> [Exercise instructions]
The data below is to be returned in full and exactly.

> [Task data]
##############################

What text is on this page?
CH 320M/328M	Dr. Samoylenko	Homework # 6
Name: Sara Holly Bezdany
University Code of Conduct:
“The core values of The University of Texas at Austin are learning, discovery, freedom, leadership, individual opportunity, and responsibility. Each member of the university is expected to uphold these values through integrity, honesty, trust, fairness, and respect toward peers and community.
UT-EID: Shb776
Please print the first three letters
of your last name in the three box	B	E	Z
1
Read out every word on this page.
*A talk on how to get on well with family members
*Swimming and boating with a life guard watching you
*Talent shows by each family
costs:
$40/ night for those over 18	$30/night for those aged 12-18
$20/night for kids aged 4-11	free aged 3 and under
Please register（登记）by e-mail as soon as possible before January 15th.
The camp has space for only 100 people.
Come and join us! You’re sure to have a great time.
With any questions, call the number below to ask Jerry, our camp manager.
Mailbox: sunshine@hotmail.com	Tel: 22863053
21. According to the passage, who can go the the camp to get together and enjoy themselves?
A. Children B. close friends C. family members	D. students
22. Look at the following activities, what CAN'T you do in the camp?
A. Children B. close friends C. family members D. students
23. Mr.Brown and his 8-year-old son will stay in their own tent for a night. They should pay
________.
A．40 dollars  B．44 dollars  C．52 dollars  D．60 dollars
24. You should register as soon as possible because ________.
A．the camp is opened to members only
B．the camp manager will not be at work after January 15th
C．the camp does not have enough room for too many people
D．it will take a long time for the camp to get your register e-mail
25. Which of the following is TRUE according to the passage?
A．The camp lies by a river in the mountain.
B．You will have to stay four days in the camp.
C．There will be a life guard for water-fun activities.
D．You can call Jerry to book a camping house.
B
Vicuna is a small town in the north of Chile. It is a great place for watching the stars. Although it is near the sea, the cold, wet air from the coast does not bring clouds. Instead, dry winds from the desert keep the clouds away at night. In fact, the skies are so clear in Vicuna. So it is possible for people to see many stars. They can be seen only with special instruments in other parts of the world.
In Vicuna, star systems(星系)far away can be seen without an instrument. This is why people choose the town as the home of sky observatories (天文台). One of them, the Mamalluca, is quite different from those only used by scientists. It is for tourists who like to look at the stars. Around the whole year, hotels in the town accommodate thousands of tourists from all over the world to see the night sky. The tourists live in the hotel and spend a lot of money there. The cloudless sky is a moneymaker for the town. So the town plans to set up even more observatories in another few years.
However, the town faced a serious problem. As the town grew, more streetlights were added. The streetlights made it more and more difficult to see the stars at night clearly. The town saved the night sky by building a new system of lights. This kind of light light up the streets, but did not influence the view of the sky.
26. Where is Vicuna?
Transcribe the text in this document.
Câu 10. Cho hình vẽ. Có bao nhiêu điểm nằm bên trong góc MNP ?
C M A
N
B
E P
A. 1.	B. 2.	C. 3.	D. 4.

##############################

> [Solution to this task]
What text is on this page?
CH 320M/328M	Dr. Samoylenko	Homework # 6
Name: Sara Holly Bezdany
University Code of Conduct:
“The core values of The University of Texas at Austin are learning, discovery, freedom, leadership, individual opportunity, and responsibility. Each member of the university is expected to uphold these values through integrity, honesty, trust, fairness, and respect toward peers and community.
UT-EID: Shb776
Please print the first three letters
of your last name in the three box	B	E	Z
1
Read out every word on this page.
*A talk on how to get on well with family members
*Swimming and boating with a life guard watching you
*Talent shows by each family
costs:
$40/ night for those over 18	$30/night for those aged 12-18
$20/night for kids aged 4-11	free aged 3 and under
Please register（登记）by e-mail as soon as possible before January 15th.
The camp has space for only 100 people.
Come and join us! You’re sure to have a great time.
With any questions, call the number below to ask Jerry, our camp manager.
Mailbox: sunshine@hotmail.com	Tel: 22863053
21. According to the passage, who can go the the camp to get together and enjoy themselves?
A. Children B. close friends C. family members	D. students
22. Look at the following activities, what CAN'T you do in the camp?
A. Children B. close friends C. family members D. students
23. Mr.Brown and his 8-year-old son will stay in their own tent for a night. They should pay
________.
A．40 dollars  B．44 dollars  C．52 dollars  D．60 dollars
24. You should register as soon as possible because ________.
A．the camp is opened to members only
B．the camp manager will not be at work after January 15th
C．the camp does not have enough room for too many people
D．it will take a long time for the camp to get your register e-mail
25. Which of the following is TRUE according to the passage?
A．The camp lies by a river in the mountain.
B．You will have to stay four days in the camp.
C．There will be a life guard for water-fun activities.
D．You can call Jerry to book a camping house.
B
Vicuna is a small town in the north of Chile. It is a great place for watching the stars. Although it is near the sea, the cold, wet air from the coast does not bring clouds. Instead, dry winds from the desert keep the clouds away at night. In fact, the skies are so clear in Vicuna. So it is possible for people to see many stars. They can be seen only with special instruments in other parts of the world.
In Vicuna, star systems(星系)far away can be seen without an instrument. This is why people choose the town as the home of sky observatories (天文台). One of them, the Mamalluca, is quite different from those only used by scientists. It is for tourists who like to look at the stars. Around the whole year, hotels in the town accommodate thousands of tourists from all over the world to see the night sky. The tourists live in the hotel and spend a lot of money there. The cloudless sky is a moneymaker for the town. So the town plans to set up even more observatories in another few years.
However, the town faced a serious problem. As the town grew, more streetlights were added. The streetlights made it more and more difficult to see the stars at night clearly. The town saved the night sky by building a new system of lights. This kind of light light up the streets, but did not influence the view of the sky.
26. Where is Vicuna?
Transcribe the text in this document.
Câu 10. Cho hình vẽ. Có bao nhiêu điểm nằm bên trong góc MNP ?
C M A
N
B
E P
A. 1.	B. 2.	C. 3.	D. 4.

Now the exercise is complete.